Data extract =>
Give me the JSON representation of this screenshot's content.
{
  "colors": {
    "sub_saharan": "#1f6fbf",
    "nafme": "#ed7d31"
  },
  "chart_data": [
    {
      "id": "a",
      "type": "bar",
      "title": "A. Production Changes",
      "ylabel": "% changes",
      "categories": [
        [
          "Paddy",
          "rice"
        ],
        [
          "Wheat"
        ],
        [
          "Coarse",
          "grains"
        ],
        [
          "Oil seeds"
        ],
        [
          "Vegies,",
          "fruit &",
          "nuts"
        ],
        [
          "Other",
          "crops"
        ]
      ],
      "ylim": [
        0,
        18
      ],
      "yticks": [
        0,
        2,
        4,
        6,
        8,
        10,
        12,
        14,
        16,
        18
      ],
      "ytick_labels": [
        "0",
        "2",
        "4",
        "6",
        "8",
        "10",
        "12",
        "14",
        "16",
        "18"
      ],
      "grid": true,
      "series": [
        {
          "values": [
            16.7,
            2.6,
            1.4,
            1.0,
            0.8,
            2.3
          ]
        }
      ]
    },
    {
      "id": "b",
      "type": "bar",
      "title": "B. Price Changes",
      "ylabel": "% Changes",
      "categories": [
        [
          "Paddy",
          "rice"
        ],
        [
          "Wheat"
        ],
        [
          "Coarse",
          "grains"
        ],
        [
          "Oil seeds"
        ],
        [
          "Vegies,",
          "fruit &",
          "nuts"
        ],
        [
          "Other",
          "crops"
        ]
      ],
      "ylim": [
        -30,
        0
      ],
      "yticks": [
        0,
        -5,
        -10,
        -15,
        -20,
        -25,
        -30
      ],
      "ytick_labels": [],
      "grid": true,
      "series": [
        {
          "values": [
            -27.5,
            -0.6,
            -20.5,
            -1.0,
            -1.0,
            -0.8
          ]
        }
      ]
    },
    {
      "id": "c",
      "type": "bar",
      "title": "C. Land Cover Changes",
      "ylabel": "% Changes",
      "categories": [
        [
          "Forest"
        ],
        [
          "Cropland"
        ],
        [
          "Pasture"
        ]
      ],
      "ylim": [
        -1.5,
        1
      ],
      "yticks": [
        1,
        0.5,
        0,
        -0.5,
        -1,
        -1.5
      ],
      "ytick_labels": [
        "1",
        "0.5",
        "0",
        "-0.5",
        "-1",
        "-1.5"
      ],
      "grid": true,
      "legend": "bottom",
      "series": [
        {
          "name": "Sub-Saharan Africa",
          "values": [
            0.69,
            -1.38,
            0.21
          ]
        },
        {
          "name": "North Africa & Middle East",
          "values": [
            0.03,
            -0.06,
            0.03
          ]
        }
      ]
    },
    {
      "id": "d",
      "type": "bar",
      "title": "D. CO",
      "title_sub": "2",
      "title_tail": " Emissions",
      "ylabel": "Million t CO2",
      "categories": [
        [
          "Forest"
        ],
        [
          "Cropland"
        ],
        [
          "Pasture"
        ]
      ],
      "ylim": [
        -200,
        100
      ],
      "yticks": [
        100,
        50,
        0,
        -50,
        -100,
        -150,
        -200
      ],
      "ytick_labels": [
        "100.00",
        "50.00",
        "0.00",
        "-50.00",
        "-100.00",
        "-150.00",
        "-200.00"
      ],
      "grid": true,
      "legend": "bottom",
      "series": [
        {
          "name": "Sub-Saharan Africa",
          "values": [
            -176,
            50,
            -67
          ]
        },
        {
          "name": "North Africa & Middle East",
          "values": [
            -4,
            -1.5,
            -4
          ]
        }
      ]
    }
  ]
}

Directive =>
Give back the whole listing exactly as it reads.

Full output =>
Give me the JSON representation of this screenshot's content.
{
  "colors": {
    "sub_saharan": "#1f6fbf",
    "nafme": "#ed7d31"
  },
  "chart_data": [
    {
      "id": "a",
      "type": "bar",
      "title": "A. Production Changes",
      "ylabel": "% changes",
      "categories": [
        [
          "Paddy",
          "rice"
        ],
        [
          "Wheat"
        ],
        [
          "Coarse",
          "grains"
        ],
        [
          "Oil seeds"
        ],
        [
          "Vegies,",
          "fruit &",
          "nuts"
        ],
        [
          "Other",
          "crops"
        ]
      ],
      "ylim": [
        0,
        18
      ],
      "yticks": [
        0,
        2,
        4,
        6,
        8,
        10,
        12,
        14,
        16,
        18
      ],
      "ytick_labels": [
        "0",
        "2",
        "4",
        "6",
        "8",
        "10",
        "12",
        "14",
        "16",
        "18"
      ],
      "grid": true,
      "series": [
        {
          "values": [
            16.7,
            2.6,
            1.4,
            1.0,
            0.8,
            2.3
          ]
        }
      ]
    },
    {
      "id": "b",
      "type": "bar",
      "title": "B. Price Changes",
      "ylabel": "% Changes",
      "categories": [
        [
          "Paddy",
          "rice"
        ],
        [
          "Wheat"
        ],
        [
          "Coarse",
          "grains"
        ],
        [
          "Oil seeds"
        ],
        [
          "Vegies,",
          "fruit &",
          "nuts"
        ],
        [
          "Other",
          "crops"
        ]
      ],
      "ylim": [
        -30,
        0
      ],
      "yticks": [
        0,
        -5,
        -10,
        -15,
        -20,
        -25,
        -30
      ],
      "ytick_labels": [],
      "grid": true,
      "series": [
        {
          "values": [
            -27.5,
            -0.6,
            -20.5,
            -1.0,
            -1.0,
            -0.8
          ]
        }
      ]
    },
    {
      "id": "c",
      "type": "bar",
      "title": "C. Land Cover Changes",
      "ylabel": "% Changes",
      "categories": [
        [
          "Forest"
        ],
        [
          "Cropland"
        ],
        [
          "Pasture"
        ]
      ],
      "ylim": [
        -1.5,
        1
      ],
      "yticks": [
        1,
        0.5,
        0,
        -0.5,
        -1,
        -1.5
      ],
      "ytick_labels": [
        "1",
        "0.5",
        "0",
        "-0.5",
        "-1",
        "-1.5"
      ],
      "grid": true,
      "legend": "bottom",
      "series": [
        {
          "name": "Sub-Saharan Africa",
          "values": [
            0.69,
            -1.38,
            0.21
          ]
        },
        {
          "name": "North Africa & Middle East",
          "values": [
            0.03,
            -0.06,
            0.03
          ]
        }
      ]
    },
    {
      "id": "d",
      "type": "bar",
      "title": "D. CO",
      "title_sub": "2",
      "title_tail": " Emissions",
      "ylabel": "Million t CO2",
      "categories": [
        [
          "Forest"
        ],
        [
          "Cropland"
        ],
        [
          "Pasture"
        ]
      ],
      "ylim": [
        -200,
        100
      ],
      "yticks": [
        100,
        50,
        0,
        -50,
        -100,
        -150,
        -200
      ],
      "ytick_labels": [
        "100.00",
        "50.00",
        "0.00",
        "-50.00",
        "-100.00",
        "-150.00",
        "-200.00"
      ],
      "grid": true,
      "legend": "bottom",
      "series": [
        {
          "name": "Sub-Saharan Africa",
          "values": [
            -176,
            50,
            -67
          ]
        },
        {
          "name": "North Africa & Middle East",
          "values": [
            -4,
            -1.5,
            -4
          ]
        }
      ]
    }
  ]
}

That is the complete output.